─── Data ───

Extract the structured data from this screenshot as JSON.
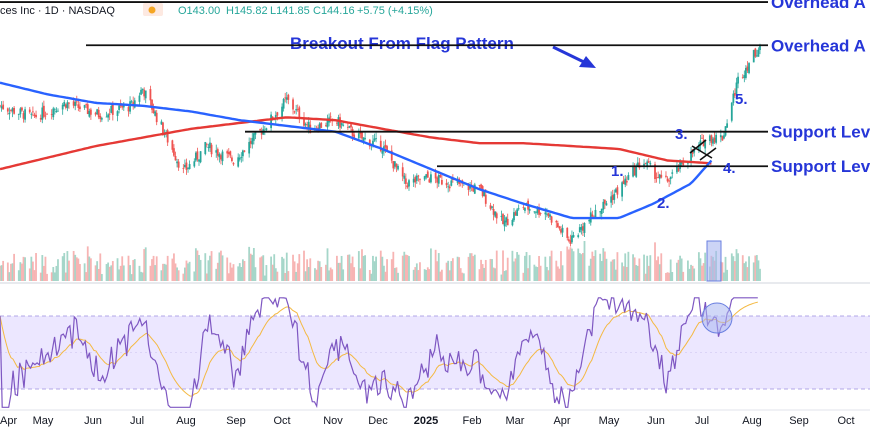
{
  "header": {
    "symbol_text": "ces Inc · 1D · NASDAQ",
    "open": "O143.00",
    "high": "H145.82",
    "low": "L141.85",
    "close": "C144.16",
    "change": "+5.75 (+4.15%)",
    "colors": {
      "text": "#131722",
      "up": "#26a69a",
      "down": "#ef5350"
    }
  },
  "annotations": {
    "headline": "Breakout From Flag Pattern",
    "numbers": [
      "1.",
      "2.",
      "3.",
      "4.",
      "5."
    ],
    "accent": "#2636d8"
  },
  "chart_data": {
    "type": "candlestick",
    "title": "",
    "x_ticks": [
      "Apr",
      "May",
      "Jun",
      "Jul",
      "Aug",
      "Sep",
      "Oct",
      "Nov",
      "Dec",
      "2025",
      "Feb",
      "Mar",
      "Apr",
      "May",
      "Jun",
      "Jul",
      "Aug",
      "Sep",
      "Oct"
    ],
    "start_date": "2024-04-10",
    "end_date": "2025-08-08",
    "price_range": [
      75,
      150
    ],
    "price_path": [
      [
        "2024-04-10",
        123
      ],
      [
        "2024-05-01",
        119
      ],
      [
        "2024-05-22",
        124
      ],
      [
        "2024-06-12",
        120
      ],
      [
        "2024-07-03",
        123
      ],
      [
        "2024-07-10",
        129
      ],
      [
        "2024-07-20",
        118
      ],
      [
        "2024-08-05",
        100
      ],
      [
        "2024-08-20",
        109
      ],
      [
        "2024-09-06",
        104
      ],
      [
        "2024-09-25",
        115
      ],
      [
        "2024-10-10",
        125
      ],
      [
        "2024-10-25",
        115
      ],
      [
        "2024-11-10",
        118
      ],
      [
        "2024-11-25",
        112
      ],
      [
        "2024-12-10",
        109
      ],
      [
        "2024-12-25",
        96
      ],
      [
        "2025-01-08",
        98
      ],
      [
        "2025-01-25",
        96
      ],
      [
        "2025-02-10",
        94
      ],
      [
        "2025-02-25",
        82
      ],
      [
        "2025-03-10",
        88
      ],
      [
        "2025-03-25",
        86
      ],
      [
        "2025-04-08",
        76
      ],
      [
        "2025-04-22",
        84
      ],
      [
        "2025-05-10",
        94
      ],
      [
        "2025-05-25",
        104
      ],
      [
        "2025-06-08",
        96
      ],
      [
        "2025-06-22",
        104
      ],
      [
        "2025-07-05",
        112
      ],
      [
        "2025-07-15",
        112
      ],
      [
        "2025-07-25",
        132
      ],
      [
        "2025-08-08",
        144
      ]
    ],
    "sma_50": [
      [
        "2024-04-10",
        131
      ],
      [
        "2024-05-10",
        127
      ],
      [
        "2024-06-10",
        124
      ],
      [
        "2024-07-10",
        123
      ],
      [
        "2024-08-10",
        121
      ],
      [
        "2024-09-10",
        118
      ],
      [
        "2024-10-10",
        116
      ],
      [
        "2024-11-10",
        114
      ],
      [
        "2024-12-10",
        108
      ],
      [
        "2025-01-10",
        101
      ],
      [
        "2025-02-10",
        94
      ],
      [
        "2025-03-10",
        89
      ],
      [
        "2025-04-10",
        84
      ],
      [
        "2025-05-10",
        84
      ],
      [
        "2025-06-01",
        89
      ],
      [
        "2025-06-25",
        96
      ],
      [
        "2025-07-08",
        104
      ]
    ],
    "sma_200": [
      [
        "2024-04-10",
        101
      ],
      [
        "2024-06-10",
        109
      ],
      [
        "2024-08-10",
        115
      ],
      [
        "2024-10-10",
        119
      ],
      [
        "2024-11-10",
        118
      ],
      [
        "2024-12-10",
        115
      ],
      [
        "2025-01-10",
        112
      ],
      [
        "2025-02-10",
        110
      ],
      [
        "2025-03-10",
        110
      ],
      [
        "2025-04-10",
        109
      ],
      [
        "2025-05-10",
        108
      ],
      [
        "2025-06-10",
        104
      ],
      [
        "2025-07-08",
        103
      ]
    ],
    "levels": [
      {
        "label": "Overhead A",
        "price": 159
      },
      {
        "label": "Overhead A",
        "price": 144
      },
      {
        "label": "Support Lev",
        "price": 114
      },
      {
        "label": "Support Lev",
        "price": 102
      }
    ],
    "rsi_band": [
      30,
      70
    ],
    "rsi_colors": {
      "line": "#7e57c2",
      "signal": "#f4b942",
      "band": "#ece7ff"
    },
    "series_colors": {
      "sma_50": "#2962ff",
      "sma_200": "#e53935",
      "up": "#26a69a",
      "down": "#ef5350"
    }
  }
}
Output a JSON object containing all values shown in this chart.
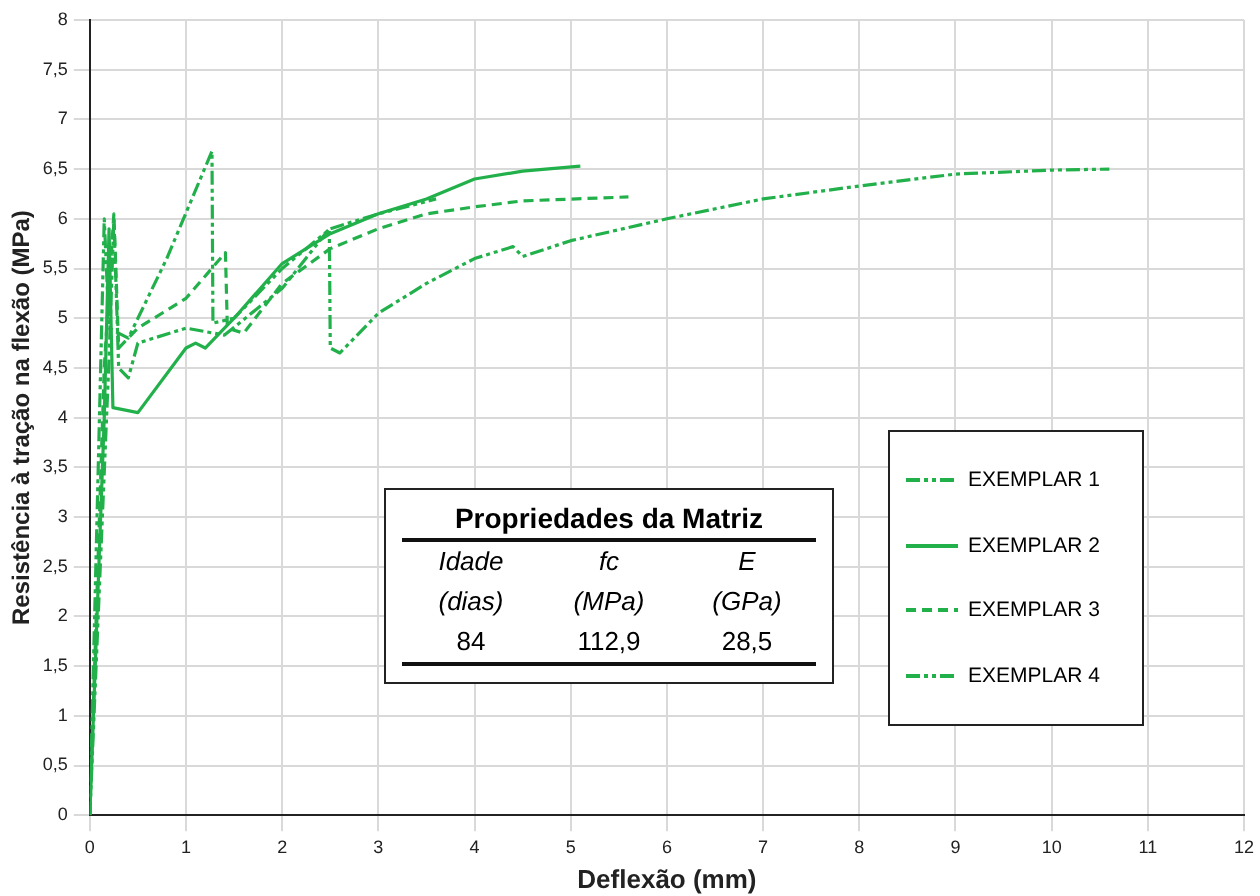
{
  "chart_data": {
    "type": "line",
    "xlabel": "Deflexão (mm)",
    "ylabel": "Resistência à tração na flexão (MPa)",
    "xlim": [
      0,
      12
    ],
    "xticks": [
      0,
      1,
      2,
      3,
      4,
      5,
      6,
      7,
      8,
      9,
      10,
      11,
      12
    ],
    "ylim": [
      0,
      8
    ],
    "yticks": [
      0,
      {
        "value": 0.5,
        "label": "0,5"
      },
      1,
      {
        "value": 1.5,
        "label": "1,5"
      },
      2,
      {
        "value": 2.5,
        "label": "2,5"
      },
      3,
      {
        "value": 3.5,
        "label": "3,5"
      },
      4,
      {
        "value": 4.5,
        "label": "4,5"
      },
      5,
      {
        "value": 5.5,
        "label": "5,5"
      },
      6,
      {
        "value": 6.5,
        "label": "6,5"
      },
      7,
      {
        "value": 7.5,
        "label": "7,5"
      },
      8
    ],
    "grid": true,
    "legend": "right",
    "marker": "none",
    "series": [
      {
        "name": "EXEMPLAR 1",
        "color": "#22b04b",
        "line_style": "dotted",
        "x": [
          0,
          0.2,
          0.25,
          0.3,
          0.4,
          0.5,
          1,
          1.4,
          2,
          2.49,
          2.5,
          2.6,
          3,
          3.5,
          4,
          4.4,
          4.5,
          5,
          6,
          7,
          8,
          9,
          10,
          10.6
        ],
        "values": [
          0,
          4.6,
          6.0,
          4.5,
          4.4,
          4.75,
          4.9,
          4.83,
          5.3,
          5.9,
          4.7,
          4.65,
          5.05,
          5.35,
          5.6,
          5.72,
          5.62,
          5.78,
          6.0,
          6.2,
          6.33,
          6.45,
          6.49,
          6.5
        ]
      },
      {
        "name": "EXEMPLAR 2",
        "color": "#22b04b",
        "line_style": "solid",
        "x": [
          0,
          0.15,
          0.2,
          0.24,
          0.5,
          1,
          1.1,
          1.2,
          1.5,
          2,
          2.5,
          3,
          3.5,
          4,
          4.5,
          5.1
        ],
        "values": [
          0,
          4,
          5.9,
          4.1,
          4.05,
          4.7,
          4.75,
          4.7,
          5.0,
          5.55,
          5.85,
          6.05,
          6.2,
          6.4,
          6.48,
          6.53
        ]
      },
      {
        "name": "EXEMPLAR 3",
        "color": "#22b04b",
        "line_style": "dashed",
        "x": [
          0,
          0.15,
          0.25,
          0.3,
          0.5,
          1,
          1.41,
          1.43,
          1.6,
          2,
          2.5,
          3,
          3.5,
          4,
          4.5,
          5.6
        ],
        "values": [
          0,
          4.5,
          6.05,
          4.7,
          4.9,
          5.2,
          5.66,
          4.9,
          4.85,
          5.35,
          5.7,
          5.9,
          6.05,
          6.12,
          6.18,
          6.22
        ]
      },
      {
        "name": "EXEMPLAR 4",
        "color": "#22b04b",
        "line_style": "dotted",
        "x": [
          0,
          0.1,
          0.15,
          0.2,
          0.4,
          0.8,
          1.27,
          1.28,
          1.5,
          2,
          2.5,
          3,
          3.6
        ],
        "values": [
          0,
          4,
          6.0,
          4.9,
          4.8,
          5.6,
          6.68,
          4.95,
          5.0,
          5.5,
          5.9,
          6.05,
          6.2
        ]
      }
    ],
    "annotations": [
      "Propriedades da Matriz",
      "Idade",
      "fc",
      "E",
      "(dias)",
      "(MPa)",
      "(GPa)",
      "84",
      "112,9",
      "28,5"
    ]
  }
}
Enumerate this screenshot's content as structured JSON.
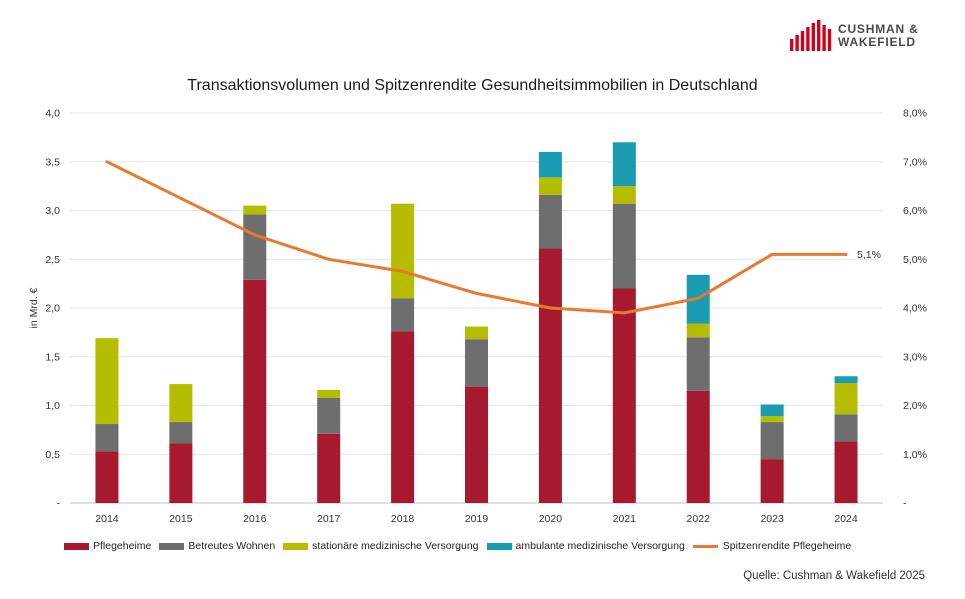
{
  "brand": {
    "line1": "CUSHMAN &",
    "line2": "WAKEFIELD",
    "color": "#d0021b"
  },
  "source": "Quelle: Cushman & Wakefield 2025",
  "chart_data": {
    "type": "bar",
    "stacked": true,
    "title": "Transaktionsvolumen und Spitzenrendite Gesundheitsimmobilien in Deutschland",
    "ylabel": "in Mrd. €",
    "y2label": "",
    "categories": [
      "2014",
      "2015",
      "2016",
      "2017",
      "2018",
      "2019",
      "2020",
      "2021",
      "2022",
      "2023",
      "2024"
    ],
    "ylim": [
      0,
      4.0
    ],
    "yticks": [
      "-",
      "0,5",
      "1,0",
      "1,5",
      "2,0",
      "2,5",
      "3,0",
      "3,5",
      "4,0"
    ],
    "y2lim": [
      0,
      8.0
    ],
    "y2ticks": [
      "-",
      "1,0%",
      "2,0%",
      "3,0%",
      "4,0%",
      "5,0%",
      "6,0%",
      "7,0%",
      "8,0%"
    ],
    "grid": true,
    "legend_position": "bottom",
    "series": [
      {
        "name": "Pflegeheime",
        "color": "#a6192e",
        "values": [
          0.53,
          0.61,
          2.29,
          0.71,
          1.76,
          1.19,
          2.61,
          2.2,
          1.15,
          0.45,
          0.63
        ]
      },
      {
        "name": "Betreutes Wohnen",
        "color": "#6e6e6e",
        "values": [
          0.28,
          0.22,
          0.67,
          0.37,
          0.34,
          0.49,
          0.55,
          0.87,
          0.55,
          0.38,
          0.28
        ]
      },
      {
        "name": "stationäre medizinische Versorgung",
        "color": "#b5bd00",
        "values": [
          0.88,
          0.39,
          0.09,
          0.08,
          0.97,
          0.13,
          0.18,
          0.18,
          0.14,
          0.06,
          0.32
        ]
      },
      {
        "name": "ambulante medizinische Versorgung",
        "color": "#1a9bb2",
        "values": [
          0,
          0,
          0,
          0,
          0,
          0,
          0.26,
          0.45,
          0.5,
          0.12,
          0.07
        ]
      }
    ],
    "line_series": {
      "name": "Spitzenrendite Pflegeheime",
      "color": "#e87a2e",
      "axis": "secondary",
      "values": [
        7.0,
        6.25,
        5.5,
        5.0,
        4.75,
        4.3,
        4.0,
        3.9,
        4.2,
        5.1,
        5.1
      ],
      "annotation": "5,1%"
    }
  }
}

───

# Problem
Count how many lines of the material hold the string "medizinische". Give the number and nothing more.

# Answer to the exercise
2